Required work: Retype each line exactly. Skip images.

>> Start

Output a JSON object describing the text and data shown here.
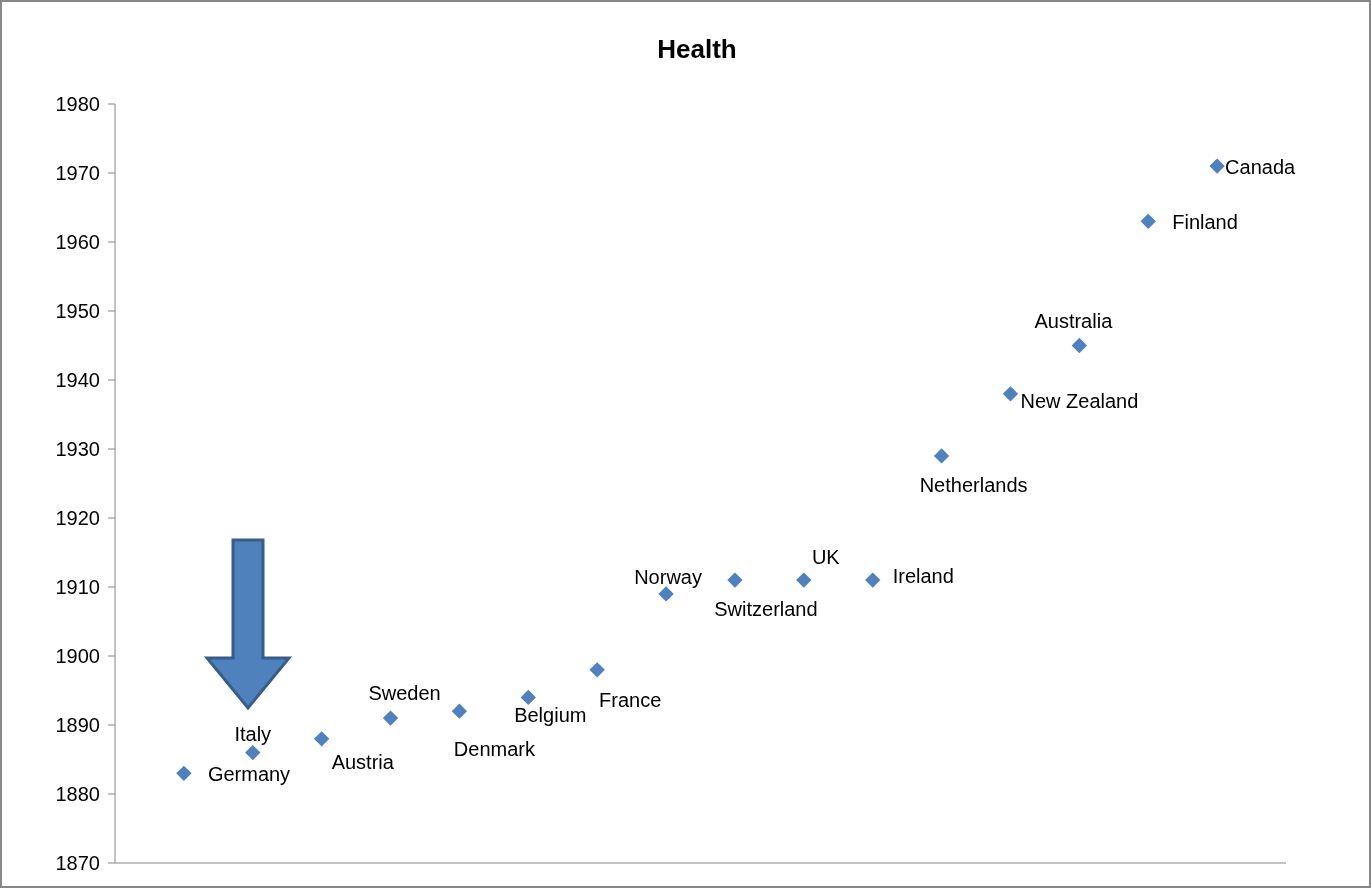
{
  "chart_data": {
    "type": "scatter",
    "title": "Health",
    "categories": [
      null,
      null,
      null,
      null,
      null,
      null,
      null,
      null,
      null,
      null,
      null,
      null,
      null,
      null,
      null,
      null
    ],
    "values": [
      1883,
      1886,
      1888,
      1891,
      1892,
      1894,
      1898,
      1909,
      1911,
      1911,
      1911,
      1929,
      1938,
      1945,
      1963,
      1971
    ],
    "color": "#4f81bd",
    "marker": "diamond",
    "ylim": [
      1870,
      1980
    ],
    "yticks": [
      1870,
      1880,
      1890,
      1900,
      1910,
      1920,
      1930,
      1940,
      1950,
      1960,
      1970,
      1980
    ],
    "annotations": [
      "Germany",
      "Italy",
      "Austria",
      "Sweden",
      "Denmark",
      "Belgium",
      "France",
      "Norway",
      "Switzerland",
      "UK",
      "Ireland",
      "Netherlands",
      "New Zealand",
      "Australia",
      "Finland",
      "Canada"
    ]
  }
}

>> End

Solution:
Output a JSON object describing the text and data shown here.
{
  "chart_data": {
    "type": "scatter",
    "title": "Health",
    "categories": [
      null,
      null,
      null,
      null,
      null,
      null,
      null,
      null,
      null,
      null,
      null,
      null,
      null,
      null,
      null,
      null
    ],
    "values": [
      1883,
      1886,
      1888,
      1891,
      1892,
      1894,
      1898,
      1909,
      1911,
      1911,
      1911,
      1929,
      1938,
      1945,
      1963,
      1971
    ],
    "color": "#4f81bd",
    "marker": "diamond",
    "ylim": [
      1870,
      1980
    ],
    "yticks": [
      1870,
      1880,
      1890,
      1900,
      1910,
      1920,
      1930,
      1940,
      1950,
      1960,
      1970,
      1980
    ],
    "annotations": [
      "Germany",
      "Italy",
      "Austria",
      "Sweden",
      "Denmark",
      "Belgium",
      "France",
      "Norway",
      "Switzerland",
      "UK",
      "Ireland",
      "Netherlands",
      "New Zealand",
      "Australia",
      "Finland",
      "Canada"
    ]
  }
}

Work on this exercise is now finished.